● Instructions for the task: Track down every line below that holds "ylabel" and copy it.

——

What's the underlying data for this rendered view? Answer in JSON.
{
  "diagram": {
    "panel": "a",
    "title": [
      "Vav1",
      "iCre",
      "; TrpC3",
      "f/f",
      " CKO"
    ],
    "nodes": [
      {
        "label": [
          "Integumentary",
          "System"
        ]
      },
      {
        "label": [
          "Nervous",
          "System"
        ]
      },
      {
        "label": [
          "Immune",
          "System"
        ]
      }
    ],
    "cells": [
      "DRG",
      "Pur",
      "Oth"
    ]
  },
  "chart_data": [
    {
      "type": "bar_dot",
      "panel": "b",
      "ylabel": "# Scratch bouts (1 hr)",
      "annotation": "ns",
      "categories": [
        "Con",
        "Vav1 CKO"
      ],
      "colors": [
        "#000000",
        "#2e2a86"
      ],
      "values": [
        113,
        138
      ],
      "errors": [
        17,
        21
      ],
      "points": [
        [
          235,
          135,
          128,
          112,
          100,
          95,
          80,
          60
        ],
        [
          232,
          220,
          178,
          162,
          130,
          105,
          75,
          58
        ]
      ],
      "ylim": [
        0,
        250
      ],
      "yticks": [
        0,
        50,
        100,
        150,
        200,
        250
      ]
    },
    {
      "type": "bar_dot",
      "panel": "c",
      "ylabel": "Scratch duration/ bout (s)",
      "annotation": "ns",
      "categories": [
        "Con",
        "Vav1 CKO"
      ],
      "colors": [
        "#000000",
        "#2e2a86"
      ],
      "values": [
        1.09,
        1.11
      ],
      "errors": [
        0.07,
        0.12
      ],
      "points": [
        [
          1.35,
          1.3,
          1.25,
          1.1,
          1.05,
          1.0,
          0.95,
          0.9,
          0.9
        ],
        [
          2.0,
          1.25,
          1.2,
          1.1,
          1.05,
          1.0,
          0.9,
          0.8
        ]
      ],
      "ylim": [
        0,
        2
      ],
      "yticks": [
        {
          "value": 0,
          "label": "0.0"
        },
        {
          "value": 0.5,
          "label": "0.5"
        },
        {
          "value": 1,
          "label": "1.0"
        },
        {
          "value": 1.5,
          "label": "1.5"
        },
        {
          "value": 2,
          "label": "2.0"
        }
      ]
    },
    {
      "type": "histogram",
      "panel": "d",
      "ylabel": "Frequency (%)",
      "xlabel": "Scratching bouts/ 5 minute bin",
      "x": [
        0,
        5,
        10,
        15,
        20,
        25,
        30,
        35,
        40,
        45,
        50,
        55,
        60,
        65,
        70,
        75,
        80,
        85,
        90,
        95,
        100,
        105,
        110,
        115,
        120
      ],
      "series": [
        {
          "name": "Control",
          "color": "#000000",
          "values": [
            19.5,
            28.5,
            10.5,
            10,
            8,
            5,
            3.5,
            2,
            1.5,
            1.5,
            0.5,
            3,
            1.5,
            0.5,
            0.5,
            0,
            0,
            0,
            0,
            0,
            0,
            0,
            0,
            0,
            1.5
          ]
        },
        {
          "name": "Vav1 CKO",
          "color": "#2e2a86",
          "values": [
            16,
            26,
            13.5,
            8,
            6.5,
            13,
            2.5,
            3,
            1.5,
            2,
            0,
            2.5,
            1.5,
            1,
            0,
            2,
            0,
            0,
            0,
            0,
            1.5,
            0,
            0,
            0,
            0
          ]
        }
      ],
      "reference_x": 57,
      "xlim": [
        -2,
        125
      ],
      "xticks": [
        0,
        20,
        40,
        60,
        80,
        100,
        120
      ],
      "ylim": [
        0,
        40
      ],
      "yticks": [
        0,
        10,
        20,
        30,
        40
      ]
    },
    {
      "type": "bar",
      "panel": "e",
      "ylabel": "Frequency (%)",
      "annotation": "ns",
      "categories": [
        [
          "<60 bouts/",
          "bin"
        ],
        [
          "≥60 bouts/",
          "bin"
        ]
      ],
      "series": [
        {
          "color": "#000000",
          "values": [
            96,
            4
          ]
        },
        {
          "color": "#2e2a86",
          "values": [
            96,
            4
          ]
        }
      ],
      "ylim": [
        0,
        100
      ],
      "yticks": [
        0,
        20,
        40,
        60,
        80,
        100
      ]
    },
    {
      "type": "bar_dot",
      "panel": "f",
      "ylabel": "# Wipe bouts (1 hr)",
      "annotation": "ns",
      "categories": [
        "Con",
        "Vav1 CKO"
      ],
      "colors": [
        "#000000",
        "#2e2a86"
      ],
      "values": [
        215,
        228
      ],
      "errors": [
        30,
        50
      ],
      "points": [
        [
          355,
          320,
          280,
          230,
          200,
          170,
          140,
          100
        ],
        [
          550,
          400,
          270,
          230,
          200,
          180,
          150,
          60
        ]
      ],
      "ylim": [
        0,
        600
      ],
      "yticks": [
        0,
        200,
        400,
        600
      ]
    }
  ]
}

——

● The output:
      "ylabel": "# Scratch bouts (1 hr)",
      "ylabel": "Scratch duration/ bout (s)",
      "ylabel": "Frequency (%)",
      "ylabel": "Frequency (%)",
      "ylabel": "# Wipe bouts (1 hr)",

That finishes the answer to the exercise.